▸ PROBLEMS TO SOLVE:
**a.** Copy from the records, unchanged, the lines from the one containing "What elements are" through the one containing "select-cell xyxy=(20,479,110,525)", including both of those lines. Leave out the pictures.
**b.** Continue the text about deploying Apache Spark on Amazon EKS from the point where it ends.

Deploying and scaling Apache Spark on Amazon AWS EKS
robgibbon
on 15 July 2024
Tags: big_data , spark , spark_on_eks
Move over Hadoop, it’s time for Spark on Kubernetes
Apache Spark, a framework for parallel distributed data processing, has become a popular choice for building streaming applications, data lake houses and big data extract-transform-load data processing (ETL). It is horizontally scalable, fault-tolerant, and performs well at high scale. Historically, Spark and Apache Hadoop have gone hand-in-hand for big data; however, managing and scaling Spark jobs running on Hadoop clusters could be challenging and often time-consuming for many reasons, but surely at least due to the availability of physical systems and configuring the Kerberos security protocol that Hadoop uses. But there is a new kid in town – Kubernetes – as an alternative to Apache Hadoop. Kubernetes is an open-source platform for deployment and management of nearly any type of containerized application. In this article we’ll walk through the process of deploying Apache Spark on AWS, using Amazon Elastic Kubernetes Service (EKS) with Canonical’s Charmed Spark solution.
Kubernetes provides a robust foundation platform for Spark based data processing jobs and applications. Versus Hadoop, it offers more flexible security and networking models, and a ubiquitous platform that can co-host auxiliary applications that complement your Spark workloads – like Apache Kafka or MongoDB. Best of all, most of the key capabilities of Hadoop YARN are also available to Kubernetes – such as gang scheduling – through Kubernetes extensions like Volcano.
You can launch Spark jobs on a Kubernetes cluster directly from the Spark command line tooling, without the need for any extras, but there are some helpful extra components that can be deployed to Kubernetes with an operator. An operator is a piece of software that “operates” the component for you – taking care of deployment, configuration and other tasks associated with the component’s lifecycle.

▸ ENTRIES SUPPLIED:

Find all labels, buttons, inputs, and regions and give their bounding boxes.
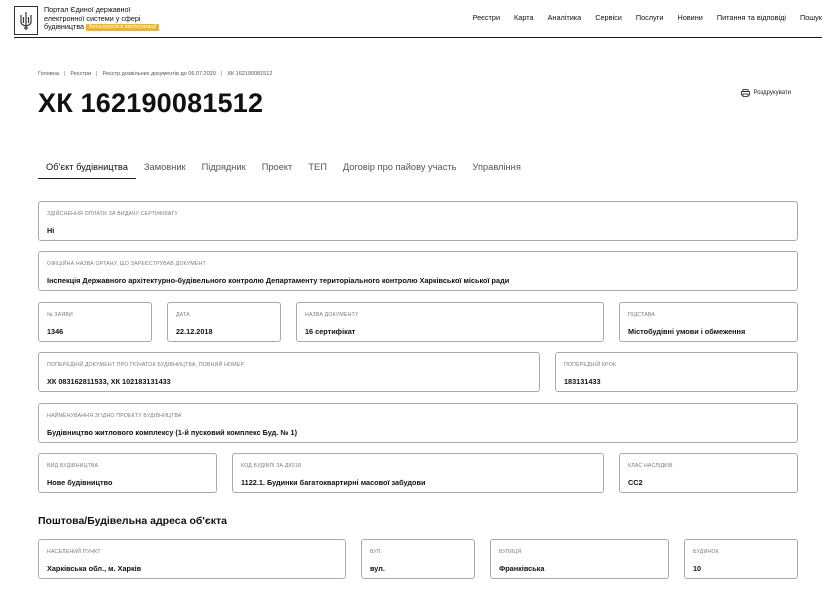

...

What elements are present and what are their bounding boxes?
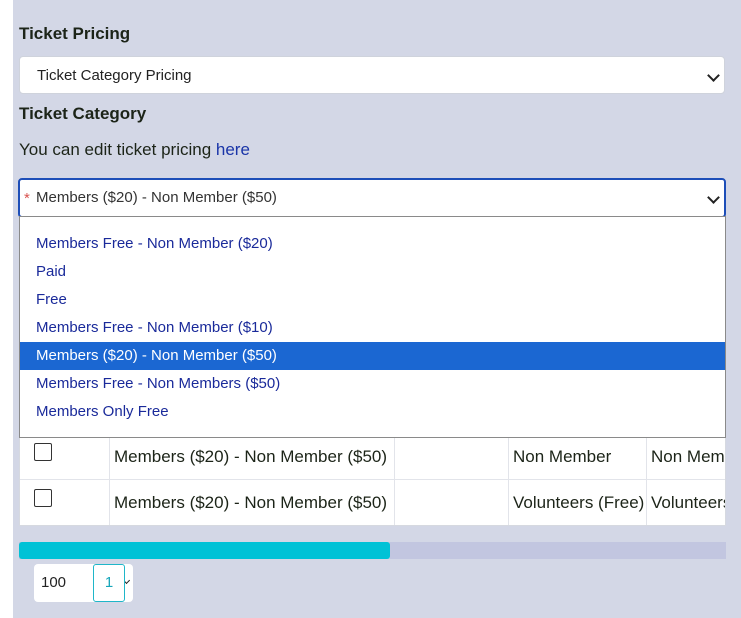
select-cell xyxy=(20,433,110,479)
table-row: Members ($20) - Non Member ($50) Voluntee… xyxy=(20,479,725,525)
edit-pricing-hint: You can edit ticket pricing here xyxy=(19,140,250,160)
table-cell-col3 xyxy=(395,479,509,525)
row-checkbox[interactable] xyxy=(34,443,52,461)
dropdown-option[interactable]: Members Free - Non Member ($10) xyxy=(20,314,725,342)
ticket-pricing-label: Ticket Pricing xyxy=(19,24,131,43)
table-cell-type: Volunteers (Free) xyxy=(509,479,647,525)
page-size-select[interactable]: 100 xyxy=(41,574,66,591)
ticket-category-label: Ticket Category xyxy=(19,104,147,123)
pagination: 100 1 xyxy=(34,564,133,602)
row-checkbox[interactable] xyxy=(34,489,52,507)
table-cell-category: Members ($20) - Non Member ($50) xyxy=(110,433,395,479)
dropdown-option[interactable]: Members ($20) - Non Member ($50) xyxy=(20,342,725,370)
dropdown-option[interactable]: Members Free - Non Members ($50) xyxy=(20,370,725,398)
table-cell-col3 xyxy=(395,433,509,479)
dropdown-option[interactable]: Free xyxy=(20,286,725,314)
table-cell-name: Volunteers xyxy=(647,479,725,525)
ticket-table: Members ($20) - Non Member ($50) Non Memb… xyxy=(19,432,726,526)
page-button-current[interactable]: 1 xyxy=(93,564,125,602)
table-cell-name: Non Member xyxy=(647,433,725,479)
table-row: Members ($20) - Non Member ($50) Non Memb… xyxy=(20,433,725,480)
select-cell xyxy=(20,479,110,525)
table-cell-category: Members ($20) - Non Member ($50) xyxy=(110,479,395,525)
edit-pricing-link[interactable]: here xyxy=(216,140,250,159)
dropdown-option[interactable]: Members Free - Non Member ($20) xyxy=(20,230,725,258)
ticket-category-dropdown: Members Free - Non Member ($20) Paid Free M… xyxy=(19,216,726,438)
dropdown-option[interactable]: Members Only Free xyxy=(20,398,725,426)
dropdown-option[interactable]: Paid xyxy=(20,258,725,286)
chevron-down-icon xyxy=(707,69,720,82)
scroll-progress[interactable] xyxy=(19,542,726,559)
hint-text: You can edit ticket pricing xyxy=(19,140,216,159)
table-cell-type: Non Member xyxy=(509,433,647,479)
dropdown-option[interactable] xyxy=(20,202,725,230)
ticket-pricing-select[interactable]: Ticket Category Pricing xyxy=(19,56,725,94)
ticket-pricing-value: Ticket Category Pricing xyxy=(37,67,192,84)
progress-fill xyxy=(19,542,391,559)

---

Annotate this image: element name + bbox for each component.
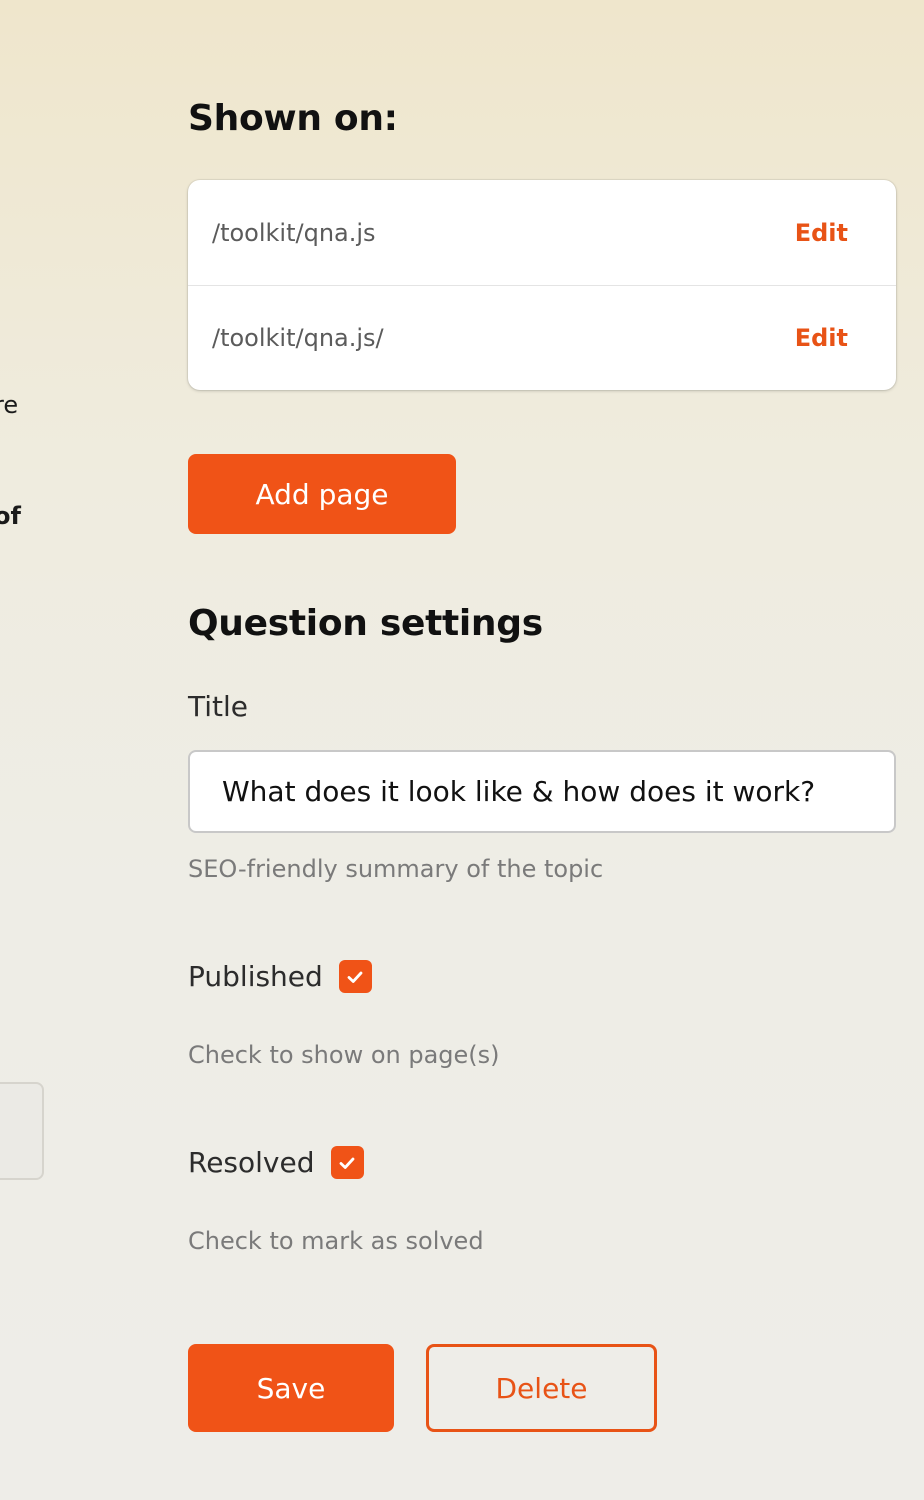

▸ ANSWER LIST:
**a.**
What elements are present and what are their bounding boxes?
select-cell xyxy=(20,433,110,479)
table-row: Members ($20) - Non Member ($50) Voluntee… xyxy=(20,479,725,525)
edit-pricing-hint: You can edit ticket pricing here xyxy=(19,140,250,160)
table-cell-col3 xyxy=(395,479,509,525)
row-checkbox[interactable] xyxy=(34,443,52,461)
dropdown-option[interactable]: Members Free - Non Member ($10) xyxy=(20,314,725,342)
ticket-pricing-label: Ticket Pricing xyxy=(19,24,131,43)
table-cell-type: Volunteers (Free) xyxy=(509,479,647,525)
page-size-select[interactable]: 100 xyxy=(41,574,66,591)
ticket-category-label: Ticket Category xyxy=(19,104,147,123)
pagination: 100 1 xyxy=(34,564,133,602)
row-checkbox[interactable] xyxy=(34,489,52,507)
table-cell-category: Members ($20) - Non Member ($50) xyxy=(110,433,395,479)
dropdown-option[interactable]: Members ($20) - Non Member ($50) xyxy=(20,342,725,370)
dropdown-option[interactable]: Members Free - Non Members ($50) xyxy=(20,370,725,398)
table-cell-col3 xyxy=(395,433,509,479)
dropdown-option[interactable]: Free xyxy=(20,286,725,314)
table-cell-name: Volunteers xyxy=(647,479,725,525)
ticket-table: Members ($20) - Non Member ($50) Non Memb… xyxy=(19,432,726,526)
page-button-current[interactable]: 1 xyxy=(93,564,125,602)
table-cell-name: Non Member xyxy=(647,433,725,479)
table-row: Members ($20) - Non Member ($50) Non Memb… xyxy=(20,433,725,480)
select-cell xyxy=(20,479,110,525)

**b.**
With no further ado, let’s learn how to deploy Spark on Amazon EKS using Juju charms from Canonical. Juju is an open-source orchestration engine for software operators that helps customers to simplify working with sophisticated, distributed applications like Spark on Kubernetes and on cloud servers.
To get a Spark cluster environment up and ready on EKS, we’ll use the spark-client and juju snaps. Snaps are applications bundled with their dependencies, able to work across a wide range of Linux distributions without modifications. It is a hardened software packaging format with an enhanced security posture. You can learn more about snaps at snapcraft.io.
Solution overview
The following diagram shows the solution that we will implement in this post.
In this post, you will learn how to provision the resources depicted in the diagram from your Ubuntu workstation. These resources are:
- A Virtual Private Cloud (VPC)
- An Amazon Elastic Kubernetes Service (Amazon EKS) Cluster with one node group using two spot instance pools
- Amazon EKS Add-ons: CoreDNS, Kube_Proxy, EBS_CSI_Driver
- A Cluster Autoscaler
- Canonical Observability Stack deployed to the EKS cluster
- Prometheus Push Gateway deployed to the EKS cluster
- Spark History Server deployed to the EKS cluster
- Traefik deployed to the EKS cluster
- An Amazon EC2 edge node with the spark-client and juju snaps installed
- An S3 bucket for data storage
- An S3 bucket for job log storage
Walkthrough
Prerequisites
Ensure that you are running an Ubuntu workstation, have an AWS account, a profile with administrator permissions configured and the following tools installed locally:
- Ubuntu 22.04 LTS
- AWS Command Line Interface (AWS CLI)
- kubectl snap
- eksctl
- spark-client snap
- juju snap
Deploy infrastructure
You will need to set up your AWS credentials profile locally before running AWS CLI commands. Run the following commands to deploy the environment and EKS cluster. The deployment should take approximately 20 minutes.
snap install aws-cli --classic
snap install juju
snap install kubectl
aws configure
# enter the necessary details when prompted
wget https://github.com/eksctl-io/eksctl/releases/download/v0.173.0/eksctl_Linux_amd64.tar.gz
tar xzf eksctl_Linux_amd64.tar.gz
cp eksctl $HOME/.local/bin
cat > cluster.yaml <<EOF
apiVersion: eksctl.io/v1alpha5
kind: ClusterConfig
metadata:
name: spark-cluster
region: us-east-1
version: "1.29"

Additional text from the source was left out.